* **GOAL**
Leave out the images and repeat the listing below without a single change.

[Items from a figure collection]
"""

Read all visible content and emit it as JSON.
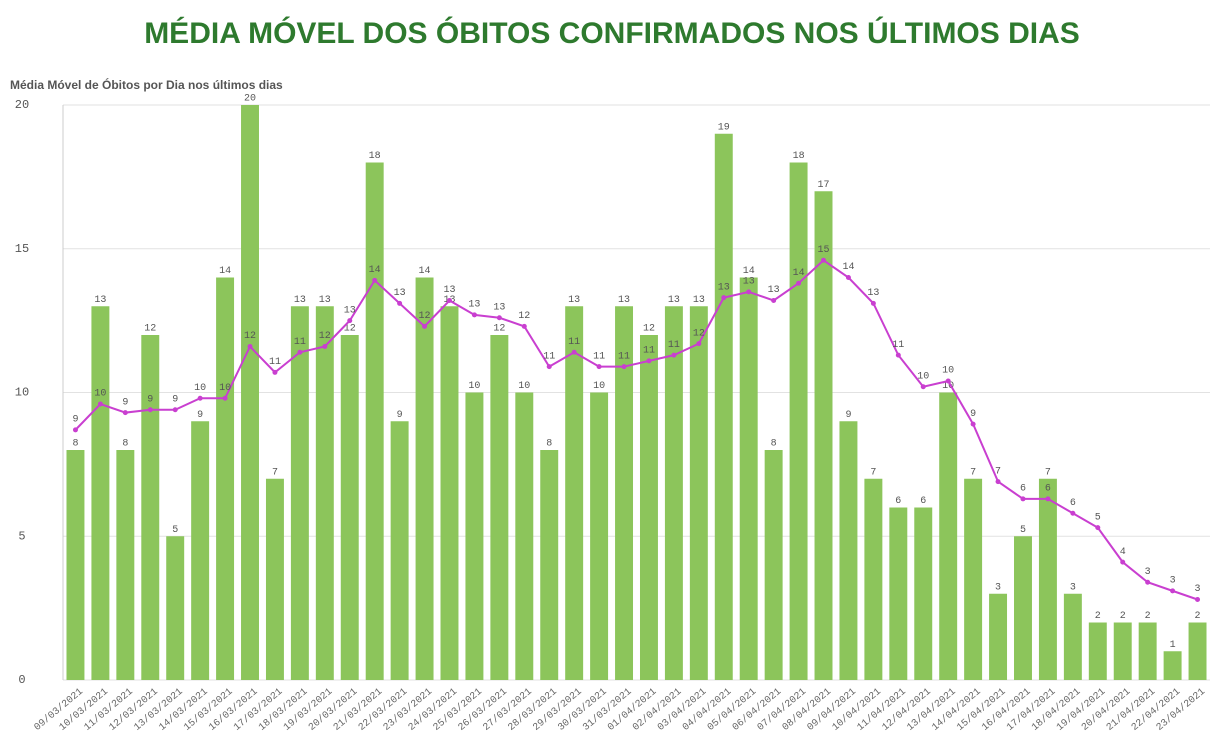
{
  "chart_data": {
    "type": "combo",
    "title": "MÉDIA MÓVEL DOS ÓBITOS CONFIRMADOS NOS ÚLTIMOS DIAS",
    "subtitle": "Média Móvel de Óbitos por Dia nos últimos dias",
    "categories": [
      "09/03/2021",
      "10/03/2021",
      "11/03/2021",
      "12/03/2021",
      "13/03/2021",
      "14/03/2021",
      "15/03/2021",
      "16/03/2021",
      "17/03/2021",
      "18/03/2021",
      "19/03/2021",
      "20/03/2021",
      "21/03/2021",
      "22/03/2021",
      "23/03/2021",
      "24/03/2021",
      "25/03/2021",
      "26/03/2021",
      "27/03/2021",
      "28/03/2021",
      "29/03/2021",
      "30/03/2021",
      "31/03/2021",
      "01/04/2021",
      "02/04/2021",
      "03/04/2021",
      "04/04/2021",
      "05/04/2021",
      "06/04/2021",
      "07/04/2021",
      "08/04/2021",
      "09/04/2021",
      "10/04/2021",
      "11/04/2021",
      "12/04/2021",
      "13/04/2021",
      "14/04/2021",
      "15/04/2021",
      "16/04/2021",
      "17/04/2021",
      "18/04/2021",
      "19/04/2021",
      "20/04/2021",
      "21/04/2021",
      "22/04/2021",
      "23/04/2021"
    ],
    "series": [
      {
        "type": "bar",
        "color": "#8cc55b",
        "values": [
          8,
          13,
          8,
          12,
          5,
          9,
          14,
          20,
          7,
          13,
          13,
          12,
          18,
          9,
          14,
          13,
          10,
          12,
          10,
          8,
          13,
          10,
          13,
          12,
          13,
          13,
          19,
          14,
          8,
          18,
          17,
          9,
          7,
          6,
          6,
          10,
          7,
          3,
          5,
          7,
          3,
          2,
          2,
          2,
          1,
          2
        ]
      },
      {
        "type": "line",
        "color": "#c93fd0",
        "values": [
          8.7,
          9.6,
          9.3,
          9.4,
          9.4,
          9.8,
          9.8,
          11.6,
          10.7,
          11.4,
          11.6,
          12.5,
          13.9,
          13.1,
          12.3,
          13.2,
          12.7,
          12.6,
          12.3,
          10.9,
          11.4,
          10.9,
          10.9,
          11.1,
          11.3,
          11.7,
          13.3,
          13.5,
          13.2,
          13.8,
          14.6,
          14.0,
          13.1,
          11.3,
          10.2,
          10.4,
          8.9,
          6.9,
          6.3,
          6.3,
          5.8,
          5.3,
          4.1,
          3.4,
          3.1,
          2.8
        ],
        "value_labels": [
          "9",
          "10",
          "9",
          "9",
          "9",
          "10",
          "10",
          "12",
          "11",
          "11",
          "12",
          "13",
          "14",
          "13",
          "12",
          "13",
          "13",
          "13",
          "12",
          "11",
          "11",
          "11",
          "11",
          "11",
          "11",
          "12",
          "13",
          "13",
          "13",
          "14",
          "15",
          "14",
          "13",
          "11",
          "10",
          "10",
          "9",
          "7",
          "6",
          "6",
          "6",
          "5",
          "4",
          "3",
          "3",
          "3"
        ]
      }
    ],
    "ylim": [
      0,
      20
    ],
    "yticks": [
      0,
      5,
      10,
      15,
      20
    ],
    "grid": true
  }
}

"""

* **SOLUTION FOR THIS EXERCISE**
Read all visible content and emit it as JSON.
{
  "chart_data": {
    "type": "combo",
    "title": "MÉDIA MÓVEL DOS ÓBITOS CONFIRMADOS NOS ÚLTIMOS DIAS",
    "subtitle": "Média Móvel de Óbitos por Dia nos últimos dias",
    "categories": [
      "09/03/2021",
      "10/03/2021",
      "11/03/2021",
      "12/03/2021",
      "13/03/2021",
      "14/03/2021",
      "15/03/2021",
      "16/03/2021",
      "17/03/2021",
      "18/03/2021",
      "19/03/2021",
      "20/03/2021",
      "21/03/2021",
      "22/03/2021",
      "23/03/2021",
      "24/03/2021",
      "25/03/2021",
      "26/03/2021",
      "27/03/2021",
      "28/03/2021",
      "29/03/2021",
      "30/03/2021",
      "31/03/2021",
      "01/04/2021",
      "02/04/2021",
      "03/04/2021",
      "04/04/2021",
      "05/04/2021",
      "06/04/2021",
      "07/04/2021",
      "08/04/2021",
      "09/04/2021",
      "10/04/2021",
      "11/04/2021",
      "12/04/2021",
      "13/04/2021",
      "14/04/2021",
      "15/04/2021",
      "16/04/2021",
      "17/04/2021",
      "18/04/2021",
      "19/04/2021",
      "20/04/2021",
      "21/04/2021",
      "22/04/2021",
      "23/04/2021"
    ],
    "series": [
      {
        "type": "bar",
        "color": "#8cc55b",
        "values": [
          8,
          13,
          8,
          12,
          5,
          9,
          14,
          20,
          7,
          13,
          13,
          12,
          18,
          9,
          14,
          13,
          10,
          12,
          10,
          8,
          13,
          10,
          13,
          12,
          13,
          13,
          19,
          14,
          8,
          18,
          17,
          9,
          7,
          6,
          6,
          10,
          7,
          3,
          5,
          7,
          3,
          2,
          2,
          2,
          1,
          2
        ]
      },
      {
        "type": "line",
        "color": "#c93fd0",
        "values": [
          8.7,
          9.6,
          9.3,
          9.4,
          9.4,
          9.8,
          9.8,
          11.6,
          10.7,
          11.4,
          11.6,
          12.5,
          13.9,
          13.1,
          12.3,
          13.2,
          12.7,
          12.6,
          12.3,
          10.9,
          11.4,
          10.9,
          10.9,
          11.1,
          11.3,
          11.7,
          13.3,
          13.5,
          13.2,
          13.8,
          14.6,
          14.0,
          13.1,
          11.3,
          10.2,
          10.4,
          8.9,
          6.9,
          6.3,
          6.3,
          5.8,
          5.3,
          4.1,
          3.4,
          3.1,
          2.8
        ],
        "value_labels": [
          "9",
          "10",
          "9",
          "9",
          "9",
          "10",
          "10",
          "12",
          "11",
          "11",
          "12",
          "13",
          "14",
          "13",
          "12",
          "13",
          "13",
          "13",
          "12",
          "11",
          "11",
          "11",
          "11",
          "11",
          "11",
          "12",
          "13",
          "13",
          "13",
          "14",
          "15",
          "14",
          "13",
          "11",
          "10",
          "10",
          "9",
          "7",
          "6",
          "6",
          "6",
          "5",
          "4",
          "3",
          "3",
          "3"
        ]
      }
    ],
    "ylim": [
      0,
      20
    ],
    "yticks": [
      0,
      5,
      10,
      15,
      20
    ],
    "grid": true
  }
}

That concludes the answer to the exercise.